SHORT TASK
Type out the complete listing below word for word, without its pictures.

RECORDS TO PROCESS
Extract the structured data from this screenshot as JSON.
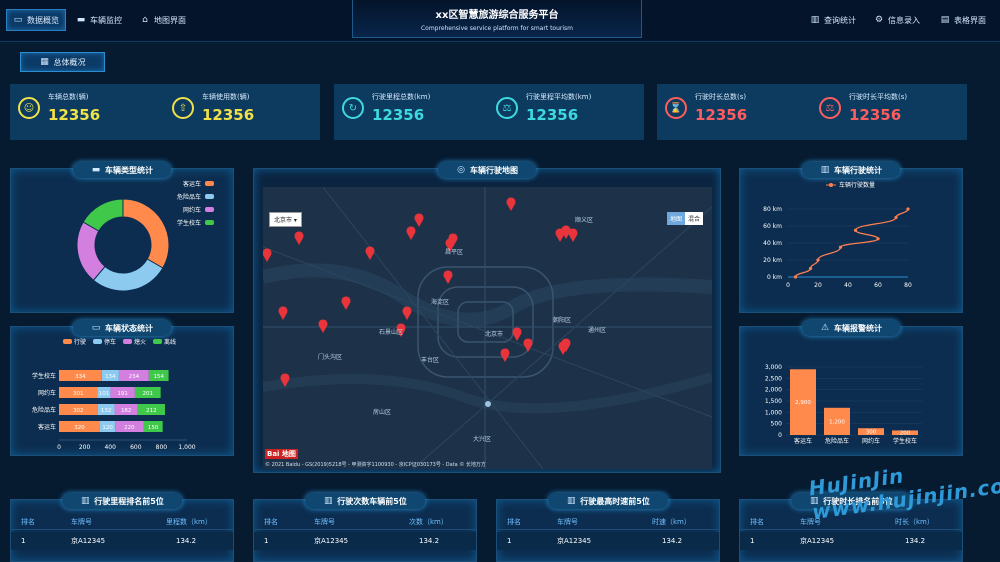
{
  "header": {
    "title": "xx区智慧旅游综合服务平台",
    "subtitle": "Comprehensive service platform for smart tourism",
    "nav_left": [
      {
        "label": "数据概览",
        "icon": "monitor-icon"
      },
      {
        "label": "车辆监控",
        "icon": "car-icon"
      },
      {
        "label": "地图界面",
        "icon": "building-icon"
      }
    ],
    "nav_right": [
      {
        "label": "查询统计",
        "icon": "bar-chart-icon"
      },
      {
        "label": "信息录入",
        "icon": "gear-icon"
      },
      {
        "label": "表格界面",
        "icon": "table-icon"
      }
    ]
  },
  "overview_tab": "总体概况",
  "kpis": [
    {
      "label": "车辆总数(辆)",
      "value": "12356",
      "color": "#f0e04a"
    },
    {
      "label": "车辆使用数(辆)",
      "value": "12356",
      "color": "#f0e04a"
    },
    {
      "label": "行驶里程总数(km)",
      "value": "12356",
      "color": "#3fd9e0"
    },
    {
      "label": "行驶里程平均数(km)",
      "value": "12356",
      "color": "#3fd9e0"
    },
    {
      "label": "行驶时长总数(s)",
      "value": "12356",
      "color": "#ff5d5d"
    },
    {
      "label": "行驶时长平均数(s)",
      "value": "12356",
      "color": "#ff5d5d"
    }
  ],
  "panels": {
    "vehicle_type": "车辆类型统计",
    "vehicle_status": "车辆状态统计",
    "map": "车辆行驶地图",
    "driving": "车辆行驶统计",
    "alarm": "车辆报警统计"
  },
  "chart_data": [
    {
      "type": "pie",
      "title": "车辆类型统计",
      "categories": [
        "客运车",
        "危险品车",
        "网约车",
        "学生校车"
      ],
      "values": [
        30,
        25,
        20,
        15
      ],
      "colors": [
        "#ff8a4c",
        "#8ccaf0",
        "#d27fe0",
        "#3fc84a"
      ],
      "legend": "top-right"
    },
    {
      "type": "bar",
      "orientation": "horizontal-stacked",
      "title": "车辆状态统计",
      "categories": [
        "客运车",
        "危险品车",
        "网约车",
        "学生校车"
      ],
      "series": [
        {
          "name": "行驶",
          "values": [
            320,
            302,
            301,
            334
          ],
          "color": "#ff8a4c"
        },
        {
          "name": "停车",
          "values": [
            120,
            132,
            101,
            134
          ],
          "color": "#8ccaf0"
        },
        {
          "name": "熄火",
          "values": [
            220,
            182,
            191,
            234
          ],
          "color": "#d27fe0"
        },
        {
          "name": "离线",
          "values": [
            150,
            212,
            201,
            154
          ],
          "color": "#3fc84a"
        }
      ],
      "xlim": [
        0,
        1000
      ],
      "xticks": [
        "0",
        "200",
        "400",
        "600",
        "800",
        "1,000"
      ],
      "legend": "top"
    },
    {
      "type": "line",
      "title": "车辆行驶统计",
      "series": [
        {
          "name": "车辆行驶数量",
          "x": [
            5,
            15,
            20,
            35,
            60,
            45,
            72,
            80
          ],
          "y": [
            0,
            10,
            20,
            35,
            45,
            55,
            70,
            80
          ],
          "color": "#ff7f50"
        }
      ],
      "xlim": [
        0,
        80
      ],
      "ylim": [
        0,
        80
      ],
      "xticks": [
        "0",
        "20",
        "40",
        "60",
        "80"
      ],
      "yticks": [
        "0 km",
        "20 km",
        "40 km",
        "60 km",
        "80 km"
      ],
      "legend": "top"
    },
    {
      "type": "bar",
      "title": "车辆报警统计",
      "categories": [
        "客运车",
        "危险品车",
        "网约车",
        "学生校车"
      ],
      "values": [
        2900,
        1200,
        300,
        200
      ],
      "data_labels": [
        "2,900",
        "1,200",
        "300",
        "200"
      ],
      "ylim": [
        0,
        3000
      ],
      "yticks": [
        "0",
        "500",
        "1,000",
        "1,500",
        "2,000",
        "2,500",
        "3,000"
      ],
      "color": "#ff8a4c"
    }
  ],
  "map": {
    "city_select": "北京市",
    "map_types": [
      "地图",
      "混合"
    ],
    "place_labels": [
      "海淀区",
      "北京市",
      "朝阳区",
      "丰台区",
      "大兴区",
      "通州区",
      "顺义区",
      "门头沟区",
      "房山区",
      "昌平区",
      "石景山区"
    ],
    "copyright": "© 2021 Baidu - GS(2019)5218号 - 甲测资字1100930 - 京ICP证030173号 - Data © 长地万方",
    "logo": "Bai 地图"
  },
  "tables": [
    {
      "title": "行驶里程排名前5位",
      "headers": [
        "排名",
        "车牌号",
        "里程数（km）"
      ],
      "rows": [
        [
          "1",
          "京A12345",
          "134.2"
        ]
      ]
    },
    {
      "title": "行驶次数车辆前5位",
      "headers": [
        "排名",
        "车牌号",
        "次数（km）"
      ],
      "rows": [
        [
          "1",
          "京A12345",
          "134.2"
        ]
      ]
    },
    {
      "title": "行驶最高时速前5位",
      "headers": [
        "排名",
        "车牌号",
        "时速（km）"
      ],
      "rows": [
        [
          "1",
          "京A12345",
          "134.2"
        ]
      ]
    },
    {
      "title": "行驶时长排名前5位",
      "headers": [
        "排名",
        "车牌号",
        "时长（km）"
      ],
      "rows": [
        [
          "1",
          "京A12345",
          "134.2"
        ]
      ]
    }
  ],
  "watermark": "HuJinJin www.hujinjin.com"
}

EXERCISE SOLUTION
Extract the structured data from this screenshot as JSON.
{
  "header": {
    "title": "xx区智慧旅游综合服务平台",
    "subtitle": "Comprehensive service platform for smart tourism",
    "nav_left": [
      {
        "label": "数据概览",
        "icon": "monitor-icon"
      },
      {
        "label": "车辆监控",
        "icon": "car-icon"
      },
      {
        "label": "地图界面",
        "icon": "building-icon"
      }
    ],
    "nav_right": [
      {
        "label": "查询统计",
        "icon": "bar-chart-icon"
      },
      {
        "label": "信息录入",
        "icon": "gear-icon"
      },
      {
        "label": "表格界面",
        "icon": "table-icon"
      }
    ]
  },
  "overview_tab": "总体概况",
  "kpis": [
    {
      "label": "车辆总数(辆)",
      "value": "12356",
      "color": "#f0e04a"
    },
    {
      "label": "车辆使用数(辆)",
      "value": "12356",
      "color": "#f0e04a"
    },
    {
      "label": "行驶里程总数(km)",
      "value": "12356",
      "color": "#3fd9e0"
    },
    {
      "label": "行驶里程平均数(km)",
      "value": "12356",
      "color": "#3fd9e0"
    },
    {
      "label": "行驶时长总数(s)",
      "value": "12356",
      "color": "#ff5d5d"
    },
    {
      "label": "行驶时长平均数(s)",
      "value": "12356",
      "color": "#ff5d5d"
    }
  ],
  "panels": {
    "vehicle_type": "车辆类型统计",
    "vehicle_status": "车辆状态统计",
    "map": "车辆行驶地图",
    "driving": "车辆行驶统计",
    "alarm": "车辆报警统计"
  },
  "chart_data": [
    {
      "type": "pie",
      "title": "车辆类型统计",
      "categories": [
        "客运车",
        "危险品车",
        "网约车",
        "学生校车"
      ],
      "values": [
        30,
        25,
        20,
        15
      ],
      "colors": [
        "#ff8a4c",
        "#8ccaf0",
        "#d27fe0",
        "#3fc84a"
      ],
      "legend": "top-right"
    },
    {
      "type": "bar",
      "orientation": "horizontal-stacked",
      "title": "车辆状态统计",
      "categories": [
        "客运车",
        "危险品车",
        "网约车",
        "学生校车"
      ],
      "series": [
        {
          "name": "行驶",
          "values": [
            320,
            302,
            301,
            334
          ],
          "color": "#ff8a4c"
        },
        {
          "name": "停车",
          "values": [
            120,
            132,
            101,
            134
          ],
          "color": "#8ccaf0"
        },
        {
          "name": "熄火",
          "values": [
            220,
            182,
            191,
            234
          ],
          "color": "#d27fe0"
        },
        {
          "name": "离线",
          "values": [
            150,
            212,
            201,
            154
          ],
          "color": "#3fc84a"
        }
      ],
      "xlim": [
        0,
        1000
      ],
      "xticks": [
        "0",
        "200",
        "400",
        "600",
        "800",
        "1,000"
      ],
      "legend": "top"
    },
    {
      "type": "line",
      "title": "车辆行驶统计",
      "series": [
        {
          "name": "车辆行驶数量",
          "x": [
            5,
            15,
            20,
            35,
            60,
            45,
            72,
            80
          ],
          "y": [
            0,
            10,
            20,
            35,
            45,
            55,
            70,
            80
          ],
          "color": "#ff7f50"
        }
      ],
      "xlim": [
        0,
        80
      ],
      "ylim": [
        0,
        80
      ],
      "xticks": [
        "0",
        "20",
        "40",
        "60",
        "80"
      ],
      "yticks": [
        "0 km",
        "20 km",
        "40 km",
        "60 km",
        "80 km"
      ],
      "legend": "top"
    },
    {
      "type": "bar",
      "title": "车辆报警统计",
      "categories": [
        "客运车",
        "危险品车",
        "网约车",
        "学生校车"
      ],
      "values": [
        2900,
        1200,
        300,
        200
      ],
      "data_labels": [
        "2,900",
        "1,200",
        "300",
        "200"
      ],
      "ylim": [
        0,
        3000
      ],
      "yticks": [
        "0",
        "500",
        "1,000",
        "1,500",
        "2,000",
        "2,500",
        "3,000"
      ],
      "color": "#ff8a4c"
    }
  ],
  "map": {
    "city_select": "北京市",
    "map_types": [
      "地图",
      "混合"
    ],
    "place_labels": [
      "海淀区",
      "北京市",
      "朝阳区",
      "丰台区",
      "大兴区",
      "通州区",
      "顺义区",
      "门头沟区",
      "房山区",
      "昌平区",
      "石景山区"
    ],
    "copyright": "© 2021 Baidu - GS(2019)5218号 - 甲测资字1100930 - 京ICP证030173号 - Data © 长地万方",
    "logo": "Bai 地图"
  },
  "tables": [
    {
      "title": "行驶里程排名前5位",
      "headers": [
        "排名",
        "车牌号",
        "里程数（km）"
      ],
      "rows": [
        [
          "1",
          "京A12345",
          "134.2"
        ]
      ]
    },
    {
      "title": "行驶次数车辆前5位",
      "headers": [
        "排名",
        "车牌号",
        "次数（km）"
      ],
      "rows": [
        [
          "1",
          "京A12345",
          "134.2"
        ]
      ]
    },
    {
      "title": "行驶最高时速前5位",
      "headers": [
        "排名",
        "车牌号",
        "时速（km）"
      ],
      "rows": [
        [
          "1",
          "京A12345",
          "134.2"
        ]
      ]
    },
    {
      "title": "行驶时长排名前5位",
      "headers": [
        "排名",
        "车牌号",
        "时长（km）"
      ],
      "rows": [
        [
          "1",
          "京A12345",
          "134.2"
        ]
      ]
    }
  ],
  "watermark": "HuJinJin www.hujinjin.com"
}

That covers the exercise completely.